== Texto dado
Médicos comparten fotos impactantes para mostrar el terrible saldo de la violencia con armas en EEUU

A veces, las imágenes dicen más que mil palabras. O refuerzan lo que señalan palabras basadas en la vivencia diaria. Y en ocasiones esas imágenes están teñidas de sangre, como es el caso de la contundente respuesta que muchos médicos están dando a los señalamientos de que no deberían inmiscuirse en asuntos de control de armas de fuego.

El debate sobre el control de las armas de fuego en Estados Unidos es tenso y polarizante, con una carga de intereses e ideologías que con frecuencia ha frenado los intentos de imponer restricciones de sentido común a la venta y uso de armamentos.

La sangre de un herido por arma de fuego cubre la ropa del médico que lo atendió. Esas y otras imágenes han sido difundidas en Internet por doctores que señalan, para refutar a la Asociación Nacional del Rifle, que el tema de la violencia de las armas de fuego y cómo enfrentarla en EEUU sí les atañe directamente. (Reuters)

Pero para numerosos doctores la respuesta de la Asociación Nacional del Rifle –NRA, por sus siglas en inglés, una poderosa organización que promueve la venta, posesión y uso de armas en el país con mínimas o nulas restricciones– a los numerosos artículos que médicos publicaron en la revista ‘Annals of Internal Medicine’ resultó, por decir lo menos, insensible e insolente y respondieron con punzante realismo para mostrar lo que, todos los días, viven al atender a personas con heridas de armas de fuego.
====
Consignas de trabajo:
A. Responda estas preguntas sobre el texto acerca de los médicos y la violencia con armas:
(i) ¿En qué revista publicaron sus artículos los médicos?
(ii) Según la leyenda de la imagen, ¿qué cubre la sangre de un herido por arma de fuego?
(iii) ¿Con qué dos adjetivos describe el texto el debate sobre el control de las armas de fuego en Estados Unidos?
B. Enumere lo que, según el texto sobre los médicos y la violencia con armas, promueve la Asociación Nacional del Rifle en relación con las armas.
C. Prosiga el texto sobre los médicos y la violencia con armas a partir de su última oración.
== Material proporcionado
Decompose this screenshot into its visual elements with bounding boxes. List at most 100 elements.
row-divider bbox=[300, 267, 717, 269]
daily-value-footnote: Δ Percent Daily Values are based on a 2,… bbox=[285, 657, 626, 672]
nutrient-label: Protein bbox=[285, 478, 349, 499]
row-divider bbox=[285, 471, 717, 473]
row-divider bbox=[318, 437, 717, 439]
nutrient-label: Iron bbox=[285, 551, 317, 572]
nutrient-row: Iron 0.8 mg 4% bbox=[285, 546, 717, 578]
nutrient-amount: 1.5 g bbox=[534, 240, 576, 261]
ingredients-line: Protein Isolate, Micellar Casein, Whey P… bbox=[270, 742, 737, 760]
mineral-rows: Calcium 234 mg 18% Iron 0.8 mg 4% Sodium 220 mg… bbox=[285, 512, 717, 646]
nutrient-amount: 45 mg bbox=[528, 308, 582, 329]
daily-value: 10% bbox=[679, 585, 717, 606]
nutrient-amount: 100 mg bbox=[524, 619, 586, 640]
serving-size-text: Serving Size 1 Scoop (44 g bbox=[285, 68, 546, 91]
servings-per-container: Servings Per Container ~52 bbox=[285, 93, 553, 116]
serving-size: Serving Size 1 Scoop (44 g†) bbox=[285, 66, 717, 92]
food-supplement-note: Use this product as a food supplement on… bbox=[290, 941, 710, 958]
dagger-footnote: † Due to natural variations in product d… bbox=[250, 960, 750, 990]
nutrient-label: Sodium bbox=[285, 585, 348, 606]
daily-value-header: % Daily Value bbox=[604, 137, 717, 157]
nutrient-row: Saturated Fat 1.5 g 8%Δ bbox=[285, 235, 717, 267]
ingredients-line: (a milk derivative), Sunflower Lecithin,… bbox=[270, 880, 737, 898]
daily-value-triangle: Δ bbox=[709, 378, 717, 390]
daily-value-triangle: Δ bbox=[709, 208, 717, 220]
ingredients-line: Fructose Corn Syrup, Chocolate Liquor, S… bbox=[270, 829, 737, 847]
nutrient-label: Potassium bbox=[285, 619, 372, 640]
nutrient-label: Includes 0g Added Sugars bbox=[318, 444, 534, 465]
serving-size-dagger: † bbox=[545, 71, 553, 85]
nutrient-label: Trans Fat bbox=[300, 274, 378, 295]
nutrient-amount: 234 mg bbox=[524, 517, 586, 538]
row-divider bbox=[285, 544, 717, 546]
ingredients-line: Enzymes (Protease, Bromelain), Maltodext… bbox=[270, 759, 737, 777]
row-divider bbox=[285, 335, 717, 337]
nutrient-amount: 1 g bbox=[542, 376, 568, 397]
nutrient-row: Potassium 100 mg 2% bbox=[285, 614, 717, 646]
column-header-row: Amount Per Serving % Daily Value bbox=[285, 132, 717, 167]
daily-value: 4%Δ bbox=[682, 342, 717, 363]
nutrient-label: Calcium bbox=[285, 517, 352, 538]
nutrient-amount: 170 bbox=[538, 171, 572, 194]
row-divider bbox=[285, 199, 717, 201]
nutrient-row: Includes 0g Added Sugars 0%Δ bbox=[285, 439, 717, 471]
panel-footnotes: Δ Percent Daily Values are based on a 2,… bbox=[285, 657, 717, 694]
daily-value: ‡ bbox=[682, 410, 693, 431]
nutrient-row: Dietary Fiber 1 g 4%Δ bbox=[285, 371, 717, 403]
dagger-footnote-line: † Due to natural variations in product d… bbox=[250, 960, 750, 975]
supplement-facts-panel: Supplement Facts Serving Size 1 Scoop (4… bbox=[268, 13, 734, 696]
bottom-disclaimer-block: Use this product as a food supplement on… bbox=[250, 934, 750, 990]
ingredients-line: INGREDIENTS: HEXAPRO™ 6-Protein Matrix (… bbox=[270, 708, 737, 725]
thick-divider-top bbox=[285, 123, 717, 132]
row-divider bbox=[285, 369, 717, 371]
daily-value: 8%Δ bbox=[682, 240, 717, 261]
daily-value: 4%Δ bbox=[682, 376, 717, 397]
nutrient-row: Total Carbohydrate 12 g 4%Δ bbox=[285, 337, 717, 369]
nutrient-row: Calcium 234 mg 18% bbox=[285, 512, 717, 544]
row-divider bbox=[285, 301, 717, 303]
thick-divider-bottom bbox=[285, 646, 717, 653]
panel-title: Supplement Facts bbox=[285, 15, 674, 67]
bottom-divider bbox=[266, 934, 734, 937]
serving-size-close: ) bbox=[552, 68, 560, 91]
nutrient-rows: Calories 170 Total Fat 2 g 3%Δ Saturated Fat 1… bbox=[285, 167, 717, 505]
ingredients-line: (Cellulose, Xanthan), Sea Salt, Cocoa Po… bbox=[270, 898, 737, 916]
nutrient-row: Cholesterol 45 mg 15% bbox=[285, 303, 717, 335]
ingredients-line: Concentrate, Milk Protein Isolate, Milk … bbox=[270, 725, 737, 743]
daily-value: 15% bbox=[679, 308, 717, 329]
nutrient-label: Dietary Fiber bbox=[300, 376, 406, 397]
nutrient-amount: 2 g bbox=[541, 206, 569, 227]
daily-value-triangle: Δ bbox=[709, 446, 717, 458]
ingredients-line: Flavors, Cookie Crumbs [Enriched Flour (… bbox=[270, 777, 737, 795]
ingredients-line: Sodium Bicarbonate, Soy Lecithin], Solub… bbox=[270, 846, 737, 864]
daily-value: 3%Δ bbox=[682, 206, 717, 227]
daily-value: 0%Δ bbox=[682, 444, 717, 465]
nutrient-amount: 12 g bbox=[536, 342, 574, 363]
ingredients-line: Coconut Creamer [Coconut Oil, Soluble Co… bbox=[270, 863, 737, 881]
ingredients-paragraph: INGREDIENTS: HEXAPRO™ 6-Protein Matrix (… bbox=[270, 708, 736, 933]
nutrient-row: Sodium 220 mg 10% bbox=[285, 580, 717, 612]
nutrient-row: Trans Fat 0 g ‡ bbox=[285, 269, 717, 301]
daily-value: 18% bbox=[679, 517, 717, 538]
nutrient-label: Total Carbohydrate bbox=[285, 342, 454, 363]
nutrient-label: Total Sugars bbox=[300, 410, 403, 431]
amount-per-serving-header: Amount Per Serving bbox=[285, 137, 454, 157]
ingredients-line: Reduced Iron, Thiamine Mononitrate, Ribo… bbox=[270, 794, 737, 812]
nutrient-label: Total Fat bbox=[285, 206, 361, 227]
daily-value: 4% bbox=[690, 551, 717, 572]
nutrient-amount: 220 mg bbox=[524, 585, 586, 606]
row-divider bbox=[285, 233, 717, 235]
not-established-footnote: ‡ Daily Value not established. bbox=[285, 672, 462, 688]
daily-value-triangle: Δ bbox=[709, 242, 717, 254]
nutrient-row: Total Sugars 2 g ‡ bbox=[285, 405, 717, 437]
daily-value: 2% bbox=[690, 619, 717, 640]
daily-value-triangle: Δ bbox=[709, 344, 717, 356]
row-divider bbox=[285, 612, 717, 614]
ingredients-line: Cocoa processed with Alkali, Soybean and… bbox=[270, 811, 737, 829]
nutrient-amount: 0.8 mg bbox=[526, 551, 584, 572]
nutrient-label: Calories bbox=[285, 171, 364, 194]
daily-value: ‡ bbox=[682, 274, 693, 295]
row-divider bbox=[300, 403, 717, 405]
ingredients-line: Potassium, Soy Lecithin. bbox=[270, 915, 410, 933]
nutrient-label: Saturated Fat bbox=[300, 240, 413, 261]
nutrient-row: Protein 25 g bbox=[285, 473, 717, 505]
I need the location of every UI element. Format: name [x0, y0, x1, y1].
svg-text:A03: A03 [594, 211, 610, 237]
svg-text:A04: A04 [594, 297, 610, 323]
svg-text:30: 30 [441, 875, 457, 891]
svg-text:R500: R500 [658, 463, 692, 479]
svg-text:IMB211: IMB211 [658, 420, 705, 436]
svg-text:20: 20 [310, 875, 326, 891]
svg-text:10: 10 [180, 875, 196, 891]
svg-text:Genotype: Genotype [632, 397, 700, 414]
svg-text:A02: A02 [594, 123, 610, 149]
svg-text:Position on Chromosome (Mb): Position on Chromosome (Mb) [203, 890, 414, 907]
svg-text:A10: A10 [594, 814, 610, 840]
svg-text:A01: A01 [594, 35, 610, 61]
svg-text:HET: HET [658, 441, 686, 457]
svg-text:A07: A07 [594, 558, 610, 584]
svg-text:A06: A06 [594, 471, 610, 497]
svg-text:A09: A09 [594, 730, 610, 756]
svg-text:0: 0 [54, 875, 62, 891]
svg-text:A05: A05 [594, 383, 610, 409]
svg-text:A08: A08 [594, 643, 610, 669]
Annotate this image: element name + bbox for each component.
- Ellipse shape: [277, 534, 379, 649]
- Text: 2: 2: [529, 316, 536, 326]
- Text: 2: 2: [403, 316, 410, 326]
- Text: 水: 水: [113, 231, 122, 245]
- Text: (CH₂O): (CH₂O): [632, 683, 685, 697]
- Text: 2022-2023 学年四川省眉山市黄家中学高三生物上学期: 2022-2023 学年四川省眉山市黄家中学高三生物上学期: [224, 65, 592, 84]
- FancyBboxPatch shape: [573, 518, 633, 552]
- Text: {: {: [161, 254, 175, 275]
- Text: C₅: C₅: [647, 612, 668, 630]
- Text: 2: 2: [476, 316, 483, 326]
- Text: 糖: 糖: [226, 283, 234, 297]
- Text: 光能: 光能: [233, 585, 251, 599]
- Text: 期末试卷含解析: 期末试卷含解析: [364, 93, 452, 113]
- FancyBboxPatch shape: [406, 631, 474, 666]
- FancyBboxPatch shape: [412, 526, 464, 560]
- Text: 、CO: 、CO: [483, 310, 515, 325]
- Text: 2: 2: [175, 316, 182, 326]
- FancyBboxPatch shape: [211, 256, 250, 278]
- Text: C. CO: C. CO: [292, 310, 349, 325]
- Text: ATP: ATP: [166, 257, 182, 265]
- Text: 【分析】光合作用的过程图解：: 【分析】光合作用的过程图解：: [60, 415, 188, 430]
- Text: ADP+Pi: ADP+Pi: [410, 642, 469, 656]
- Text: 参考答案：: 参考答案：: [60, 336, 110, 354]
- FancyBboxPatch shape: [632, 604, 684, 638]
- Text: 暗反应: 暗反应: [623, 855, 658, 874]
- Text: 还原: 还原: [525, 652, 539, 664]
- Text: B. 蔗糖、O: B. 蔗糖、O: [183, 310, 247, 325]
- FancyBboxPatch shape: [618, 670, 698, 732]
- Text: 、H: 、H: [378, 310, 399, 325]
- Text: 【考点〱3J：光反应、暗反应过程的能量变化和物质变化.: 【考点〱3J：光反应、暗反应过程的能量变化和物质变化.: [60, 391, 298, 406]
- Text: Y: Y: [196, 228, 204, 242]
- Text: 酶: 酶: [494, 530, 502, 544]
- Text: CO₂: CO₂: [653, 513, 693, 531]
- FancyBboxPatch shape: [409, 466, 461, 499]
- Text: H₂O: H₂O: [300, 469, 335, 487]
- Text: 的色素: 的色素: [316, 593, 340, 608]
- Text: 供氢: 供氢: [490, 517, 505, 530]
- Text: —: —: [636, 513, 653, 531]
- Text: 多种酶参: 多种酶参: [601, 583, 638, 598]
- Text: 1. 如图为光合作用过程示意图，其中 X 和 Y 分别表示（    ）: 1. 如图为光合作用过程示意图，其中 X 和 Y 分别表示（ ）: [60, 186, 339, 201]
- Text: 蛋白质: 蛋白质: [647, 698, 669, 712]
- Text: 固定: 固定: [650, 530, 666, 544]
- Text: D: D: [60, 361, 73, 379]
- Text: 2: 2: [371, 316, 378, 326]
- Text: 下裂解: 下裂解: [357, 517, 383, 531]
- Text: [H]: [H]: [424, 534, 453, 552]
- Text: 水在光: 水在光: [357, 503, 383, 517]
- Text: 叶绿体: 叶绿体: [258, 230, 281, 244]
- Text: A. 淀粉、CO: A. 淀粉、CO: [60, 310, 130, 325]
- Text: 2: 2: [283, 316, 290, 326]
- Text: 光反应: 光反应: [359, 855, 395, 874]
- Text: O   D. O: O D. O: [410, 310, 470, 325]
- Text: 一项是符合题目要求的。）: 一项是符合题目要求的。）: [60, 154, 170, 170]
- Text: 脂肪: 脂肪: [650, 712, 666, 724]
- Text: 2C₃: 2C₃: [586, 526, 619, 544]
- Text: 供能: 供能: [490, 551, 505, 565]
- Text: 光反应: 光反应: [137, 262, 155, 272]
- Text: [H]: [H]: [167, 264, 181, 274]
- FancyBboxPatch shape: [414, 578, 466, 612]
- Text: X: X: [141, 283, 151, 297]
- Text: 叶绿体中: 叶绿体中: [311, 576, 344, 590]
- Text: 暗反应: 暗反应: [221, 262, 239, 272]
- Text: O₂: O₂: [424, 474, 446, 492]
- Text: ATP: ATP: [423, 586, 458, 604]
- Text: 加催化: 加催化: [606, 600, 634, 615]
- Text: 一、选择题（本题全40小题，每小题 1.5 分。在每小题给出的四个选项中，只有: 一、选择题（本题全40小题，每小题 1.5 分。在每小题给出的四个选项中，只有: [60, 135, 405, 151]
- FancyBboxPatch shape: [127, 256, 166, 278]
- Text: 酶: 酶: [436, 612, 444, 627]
====
Respuestas:
A.
(i) En la revista 'Annals of Internal Medicine'.
(ii) La ropa del médico que lo atendió.
(iii) Tenso y polarizante.

B. La venta, la posesión y el uso de armas.

C.
Todo comenzó con un tuit en la cuenta de la NRA en el que se presentó un editorial en el que esa entidad reprocha que la mitad de los artículos en la publicación médica antes citada promovieran el control de armas (sobre todo la prohibición de armas semiautomáticas) y les espetó a los doctores que alguien debe decirles “que se queden en su carril”, lo que en lenguaje llano significa que les exige no meterse en el tema de las armas pues no les corresponde.

La NRA argumentó en su sitio web por qué haya improcedente o cuestionable esas posiciones de los médicos, pero lo que irritó a muchos doctores no es el debate al respecto sino que esa organización pro armas pretendiera que se callaran la boca. Y para mostrar que en realidad sí les corresponde hablar de control de armas de fuego e ilustrar lo que significa “estar en su carril”, médicos publicaron en Twitter fotos en las que se muestra, literalmente, la sangre que corre y los empapa cuando atienden a los heridos de bala que todos los días llegan a los hospitales estadounidenses.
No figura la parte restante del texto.